[Material to process]
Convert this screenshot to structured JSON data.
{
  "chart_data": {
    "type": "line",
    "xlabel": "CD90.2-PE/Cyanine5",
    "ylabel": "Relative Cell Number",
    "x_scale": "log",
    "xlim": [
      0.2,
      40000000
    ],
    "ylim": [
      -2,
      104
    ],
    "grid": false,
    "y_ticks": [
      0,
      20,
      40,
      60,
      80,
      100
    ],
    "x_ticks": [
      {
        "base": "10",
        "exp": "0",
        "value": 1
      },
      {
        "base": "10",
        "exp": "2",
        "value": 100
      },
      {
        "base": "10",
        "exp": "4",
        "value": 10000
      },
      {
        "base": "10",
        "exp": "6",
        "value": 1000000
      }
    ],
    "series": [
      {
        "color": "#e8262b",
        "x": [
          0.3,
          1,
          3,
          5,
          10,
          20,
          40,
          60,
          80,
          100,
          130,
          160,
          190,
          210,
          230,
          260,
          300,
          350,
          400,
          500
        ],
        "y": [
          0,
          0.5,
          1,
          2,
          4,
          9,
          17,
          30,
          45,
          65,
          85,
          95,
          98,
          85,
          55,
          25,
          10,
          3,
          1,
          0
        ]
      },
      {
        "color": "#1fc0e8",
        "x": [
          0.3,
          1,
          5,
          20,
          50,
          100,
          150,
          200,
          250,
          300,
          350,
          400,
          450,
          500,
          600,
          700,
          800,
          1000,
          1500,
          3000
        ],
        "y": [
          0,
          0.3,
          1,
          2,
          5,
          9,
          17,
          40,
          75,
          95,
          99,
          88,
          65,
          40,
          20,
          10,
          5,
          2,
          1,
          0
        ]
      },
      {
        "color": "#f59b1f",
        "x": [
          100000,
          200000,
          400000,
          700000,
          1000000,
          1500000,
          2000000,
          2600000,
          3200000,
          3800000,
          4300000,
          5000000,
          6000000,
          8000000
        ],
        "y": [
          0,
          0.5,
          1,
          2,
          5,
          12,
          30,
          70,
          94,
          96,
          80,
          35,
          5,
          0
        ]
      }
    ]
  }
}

[Task prompt] Every record above must be duplicated exactly.

[Finished task]
Convert this screenshot to structured JSON data.
{
  "chart_data": {
    "type": "line",
    "xlabel": "CD90.2-PE/Cyanine5",
    "ylabel": "Relative Cell Number",
    "x_scale": "log",
    "xlim": [
      0.2,
      40000000
    ],
    "ylim": [
      -2,
      104
    ],
    "grid": false,
    "y_ticks": [
      0,
      20,
      40,
      60,
      80,
      100
    ],
    "x_ticks": [
      {
        "base": "10",
        "exp": "0",
        "value": 1
      },
      {
        "base": "10",
        "exp": "2",
        "value": 100
      },
      {
        "base": "10",
        "exp": "4",
        "value": 10000
      },
      {
        "base": "10",
        "exp": "6",
        "value": 1000000
      }
    ],
    "series": [
      {
        "color": "#e8262b",
        "x": [
          0.3,
          1,
          3,
          5,
          10,
          20,
          40,
          60,
          80,
          100,
          130,
          160,
          190,
          210,
          230,
          260,
          300,
          350,
          400,
          500
        ],
        "y": [
          0,
          0.5,
          1,
          2,
          4,
          9,
          17,
          30,
          45,
          65,
          85,
          95,
          98,
          85,
          55,
          25,
          10,
          3,
          1,
          0
        ]
      },
      {
        "color": "#1fc0e8",
        "x": [
          0.3,
          1,
          5,
          20,
          50,
          100,
          150,
          200,
          250,
          300,
          350,
          400,
          450,
          500,
          600,
          700,
          800,
          1000,
          1500,
          3000
        ],
        "y": [
          0,
          0.3,
          1,
          2,
          5,
          9,
          17,
          40,
          75,
          95,
          99,
          88,
          65,
          40,
          20,
          10,
          5,
          2,
          1,
          0
        ]
      },
      {
        "color": "#f59b1f",
        "x": [
          100000,
          200000,
          400000,
          700000,
          1000000,
          1500000,
          2000000,
          2600000,
          3200000,
          3800000,
          4300000,
          5000000,
          6000000,
          8000000
        ],
        "y": [
          0,
          0.5,
          1,
          2,
          5,
          12,
          30,
          70,
          94,
          96,
          80,
          35,
          5,
          0
        ]
      }
    ]
  }
}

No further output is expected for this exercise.